Data excerpts =
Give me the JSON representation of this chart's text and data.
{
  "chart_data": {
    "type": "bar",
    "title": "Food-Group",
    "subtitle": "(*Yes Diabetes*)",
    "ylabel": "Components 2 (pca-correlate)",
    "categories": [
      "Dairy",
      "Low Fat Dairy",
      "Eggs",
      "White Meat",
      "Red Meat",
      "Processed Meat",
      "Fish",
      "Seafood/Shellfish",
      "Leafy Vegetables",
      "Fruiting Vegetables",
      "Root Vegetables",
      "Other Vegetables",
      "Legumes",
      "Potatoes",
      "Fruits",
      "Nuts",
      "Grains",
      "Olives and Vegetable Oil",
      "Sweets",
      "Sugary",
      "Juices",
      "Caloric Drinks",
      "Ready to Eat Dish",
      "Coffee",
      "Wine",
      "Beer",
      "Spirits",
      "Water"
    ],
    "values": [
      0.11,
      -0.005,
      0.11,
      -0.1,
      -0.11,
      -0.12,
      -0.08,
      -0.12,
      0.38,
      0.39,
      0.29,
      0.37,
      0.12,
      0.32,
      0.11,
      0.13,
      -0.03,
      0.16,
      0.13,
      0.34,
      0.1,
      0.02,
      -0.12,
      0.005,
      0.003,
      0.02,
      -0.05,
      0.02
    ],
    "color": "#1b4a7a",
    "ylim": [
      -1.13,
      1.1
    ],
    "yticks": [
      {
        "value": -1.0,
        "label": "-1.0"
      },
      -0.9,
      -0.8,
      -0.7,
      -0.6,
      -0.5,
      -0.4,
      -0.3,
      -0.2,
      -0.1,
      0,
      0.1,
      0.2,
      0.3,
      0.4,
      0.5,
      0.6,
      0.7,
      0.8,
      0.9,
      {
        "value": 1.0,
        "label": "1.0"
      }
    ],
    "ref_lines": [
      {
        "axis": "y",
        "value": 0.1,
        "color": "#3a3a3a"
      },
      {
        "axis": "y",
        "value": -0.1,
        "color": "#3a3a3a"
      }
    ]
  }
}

Exercise aim = Set down all of the records shown above once more, exactly.

Task answer =
Give me the JSON representation of this chart's text and data.
{
  "chart_data": {
    "type": "bar",
    "title": "Food-Group",
    "subtitle": "(*Yes Diabetes*)",
    "ylabel": "Components 2 (pca-correlate)",
    "categories": [
      "Dairy",
      "Low Fat Dairy",
      "Eggs",
      "White Meat",
      "Red Meat",
      "Processed Meat",
      "Fish",
      "Seafood/Shellfish",
      "Leafy Vegetables",
      "Fruiting Vegetables",
      "Root Vegetables",
      "Other Vegetables",
      "Legumes",
      "Potatoes",
      "Fruits",
      "Nuts",
      "Grains",
      "Olives and Vegetable Oil",
      "Sweets",
      "Sugary",
      "Juices",
      "Caloric Drinks",
      "Ready to Eat Dish",
      "Coffee",
      "Wine",
      "Beer",
      "Spirits",
      "Water"
    ],
    "values": [
      0.11,
      -0.005,
      0.11,
      -0.1,
      -0.11,
      -0.12,
      -0.08,
      -0.12,
      0.38,
      0.39,
      0.29,
      0.37,
      0.12,
      0.32,
      0.11,
      0.13,
      -0.03,
      0.16,
      0.13,
      0.34,
      0.1,
      0.02,
      -0.12,
      0.005,
      0.003,
      0.02,
      -0.05,
      0.02
    ],
    "color": "#1b4a7a",
    "ylim": [
      -1.13,
      1.1
    ],
    "yticks": [
      {
        "value": -1.0,
        "label": "-1.0"
      },
      -0.9,
      -0.8,
      -0.7,
      -0.6,
      -0.5,
      -0.4,
      -0.3,
      -0.2,
      -0.1,
      0,
      0.1,
      0.2,
      0.3,
      0.4,
      0.5,
      0.6,
      0.7,
      0.8,
      0.9,
      {
        "value": 1.0,
        "label": "1.0"
      }
    ],
    "ref_lines": [
      {
        "axis": "y",
        "value": 0.1,
        "color": "#3a3a3a"
      },
      {
        "axis": "y",
        "value": -0.1,
        "color": "#3a3a3a"
      }
    ]
  }
}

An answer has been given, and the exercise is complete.